:: What the task asks ::
Please copy the Mach text from "Thread and concurrency" to "in that system.", and swap "shared memory" for "common memory".

Under Mach, the IPC system was used for this role instead. To call system functionality, a program would ask the kernel for access to a port, then use the IPC system to send messages to that port. Although sending a message requires a system call, just as a request for system functionality on other systems requires a system call, under Mach sending the message is pretty much all the kernel does; handling the actual request would be up to some other program.
Thread and concurrency support benefited by message passing with IPC mechanisms since tasks now consist of multiple code threads which Mach could freeze and unfreeze during message handling. This permits the system to be distributed over multiple processors, either by using shared memory directly as in most Mach messages, or by adding code to copy the message to another processor if needed. In a traditional kernel this is difficult to implement; the system has to be sure that different programs do not try to write to the same region of memory from different processors. However, using Mach ports makes this well defined and easy to implement, so Mach ports were made first-class citizens in that system.

[Source data]
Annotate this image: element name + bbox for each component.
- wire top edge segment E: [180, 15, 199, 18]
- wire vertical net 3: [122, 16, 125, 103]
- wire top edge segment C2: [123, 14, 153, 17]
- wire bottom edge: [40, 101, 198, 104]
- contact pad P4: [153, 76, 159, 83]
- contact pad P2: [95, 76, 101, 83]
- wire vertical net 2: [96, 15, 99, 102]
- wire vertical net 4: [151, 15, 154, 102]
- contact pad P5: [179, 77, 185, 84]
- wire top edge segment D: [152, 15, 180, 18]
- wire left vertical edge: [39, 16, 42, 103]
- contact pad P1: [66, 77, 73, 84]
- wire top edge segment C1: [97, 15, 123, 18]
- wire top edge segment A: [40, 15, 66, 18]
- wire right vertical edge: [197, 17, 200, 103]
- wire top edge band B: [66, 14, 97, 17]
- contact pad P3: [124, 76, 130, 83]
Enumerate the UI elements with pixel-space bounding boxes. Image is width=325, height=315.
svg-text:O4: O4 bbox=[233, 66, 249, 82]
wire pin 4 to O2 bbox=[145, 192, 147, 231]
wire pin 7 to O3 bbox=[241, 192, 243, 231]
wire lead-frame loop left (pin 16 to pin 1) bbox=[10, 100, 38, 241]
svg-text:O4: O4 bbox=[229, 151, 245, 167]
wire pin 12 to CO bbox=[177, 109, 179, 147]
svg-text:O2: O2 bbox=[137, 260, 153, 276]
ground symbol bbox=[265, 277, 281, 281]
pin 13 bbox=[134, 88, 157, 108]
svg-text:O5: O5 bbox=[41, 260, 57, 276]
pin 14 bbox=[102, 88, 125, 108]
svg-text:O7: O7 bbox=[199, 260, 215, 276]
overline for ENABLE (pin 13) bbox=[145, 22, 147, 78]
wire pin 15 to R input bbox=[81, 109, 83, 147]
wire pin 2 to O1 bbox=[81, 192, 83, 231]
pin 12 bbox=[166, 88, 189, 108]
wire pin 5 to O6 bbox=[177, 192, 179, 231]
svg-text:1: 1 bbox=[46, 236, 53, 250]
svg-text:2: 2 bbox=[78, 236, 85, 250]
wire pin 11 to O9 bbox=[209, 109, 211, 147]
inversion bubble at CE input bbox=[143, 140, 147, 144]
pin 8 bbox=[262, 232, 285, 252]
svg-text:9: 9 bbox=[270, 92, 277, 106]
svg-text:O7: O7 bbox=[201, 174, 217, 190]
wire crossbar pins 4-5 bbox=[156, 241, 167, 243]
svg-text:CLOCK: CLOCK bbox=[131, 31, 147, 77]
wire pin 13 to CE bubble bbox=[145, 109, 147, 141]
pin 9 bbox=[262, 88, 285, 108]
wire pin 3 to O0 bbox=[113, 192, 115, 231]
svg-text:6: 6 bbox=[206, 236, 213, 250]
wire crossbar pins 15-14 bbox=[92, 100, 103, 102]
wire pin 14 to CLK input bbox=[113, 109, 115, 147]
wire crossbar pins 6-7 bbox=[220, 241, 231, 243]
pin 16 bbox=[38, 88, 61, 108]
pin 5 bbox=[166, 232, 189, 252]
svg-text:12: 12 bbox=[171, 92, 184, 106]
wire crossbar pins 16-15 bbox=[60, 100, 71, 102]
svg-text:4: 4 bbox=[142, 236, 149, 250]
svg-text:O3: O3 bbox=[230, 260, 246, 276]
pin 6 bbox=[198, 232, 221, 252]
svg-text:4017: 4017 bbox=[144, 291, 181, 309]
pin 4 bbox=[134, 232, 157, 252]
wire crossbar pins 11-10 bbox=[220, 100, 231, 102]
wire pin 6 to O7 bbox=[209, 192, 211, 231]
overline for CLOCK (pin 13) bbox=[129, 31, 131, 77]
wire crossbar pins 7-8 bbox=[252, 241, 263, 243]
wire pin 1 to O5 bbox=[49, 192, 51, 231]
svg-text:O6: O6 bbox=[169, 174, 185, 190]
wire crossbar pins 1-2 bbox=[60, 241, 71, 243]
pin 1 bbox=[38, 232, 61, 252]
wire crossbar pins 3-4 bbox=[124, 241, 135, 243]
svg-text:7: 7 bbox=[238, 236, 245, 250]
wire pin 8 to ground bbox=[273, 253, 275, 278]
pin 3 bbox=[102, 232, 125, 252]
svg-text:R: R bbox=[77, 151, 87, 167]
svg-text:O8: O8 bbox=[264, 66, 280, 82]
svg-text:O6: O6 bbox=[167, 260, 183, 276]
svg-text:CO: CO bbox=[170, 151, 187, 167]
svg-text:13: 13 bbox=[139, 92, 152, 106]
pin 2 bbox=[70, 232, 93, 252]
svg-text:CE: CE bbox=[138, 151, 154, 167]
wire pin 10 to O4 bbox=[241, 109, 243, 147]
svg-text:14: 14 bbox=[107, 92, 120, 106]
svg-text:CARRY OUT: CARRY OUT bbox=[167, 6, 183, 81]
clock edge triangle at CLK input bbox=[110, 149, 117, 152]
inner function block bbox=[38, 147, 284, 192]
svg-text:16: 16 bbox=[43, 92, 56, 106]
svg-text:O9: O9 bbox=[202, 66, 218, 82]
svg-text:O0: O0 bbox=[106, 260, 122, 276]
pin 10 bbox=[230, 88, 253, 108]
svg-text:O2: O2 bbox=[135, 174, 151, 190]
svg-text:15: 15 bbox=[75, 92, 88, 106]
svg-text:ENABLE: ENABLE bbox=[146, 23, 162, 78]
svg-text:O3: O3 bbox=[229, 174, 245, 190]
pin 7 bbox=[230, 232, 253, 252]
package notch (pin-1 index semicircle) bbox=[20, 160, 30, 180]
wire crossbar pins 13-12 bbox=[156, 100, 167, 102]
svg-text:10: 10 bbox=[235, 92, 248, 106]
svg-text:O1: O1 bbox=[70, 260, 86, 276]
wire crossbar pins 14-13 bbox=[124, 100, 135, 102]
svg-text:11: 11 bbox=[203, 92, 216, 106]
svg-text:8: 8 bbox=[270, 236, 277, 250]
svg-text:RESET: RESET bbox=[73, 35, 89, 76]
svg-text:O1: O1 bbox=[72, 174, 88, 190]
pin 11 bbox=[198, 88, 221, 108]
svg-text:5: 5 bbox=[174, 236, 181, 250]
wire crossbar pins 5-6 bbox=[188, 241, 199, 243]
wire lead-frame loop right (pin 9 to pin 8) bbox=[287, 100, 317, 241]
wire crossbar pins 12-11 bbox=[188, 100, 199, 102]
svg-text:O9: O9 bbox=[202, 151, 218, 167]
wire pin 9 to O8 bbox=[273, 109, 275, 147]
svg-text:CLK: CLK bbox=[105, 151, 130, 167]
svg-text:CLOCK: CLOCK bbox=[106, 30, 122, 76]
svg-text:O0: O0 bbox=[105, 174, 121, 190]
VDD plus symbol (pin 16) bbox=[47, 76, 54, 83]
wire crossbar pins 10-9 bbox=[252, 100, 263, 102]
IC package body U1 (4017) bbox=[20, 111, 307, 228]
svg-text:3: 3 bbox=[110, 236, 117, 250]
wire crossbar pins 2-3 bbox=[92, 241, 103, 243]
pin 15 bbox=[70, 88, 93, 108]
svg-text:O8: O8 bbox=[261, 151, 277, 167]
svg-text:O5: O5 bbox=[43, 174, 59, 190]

:: Result ::
Thread and concurrency support benefited by message passing with IPC mechanisms since tasks now consist of multiple code threads which Mach could freeze and unfreeze during message handling. This permits the system to be distributed over multiple processors, either by using common memory directly as in most Mach messages, or by adding code to copy the message to another processor if needed. In a traditional kernel this is difficult to implement; the system has to be sure that different programs do not try to write to the same region of memory from different processors. However, using Mach ports makes this well defined and easy to implement, so Mach ports were made first-class citizens in that system.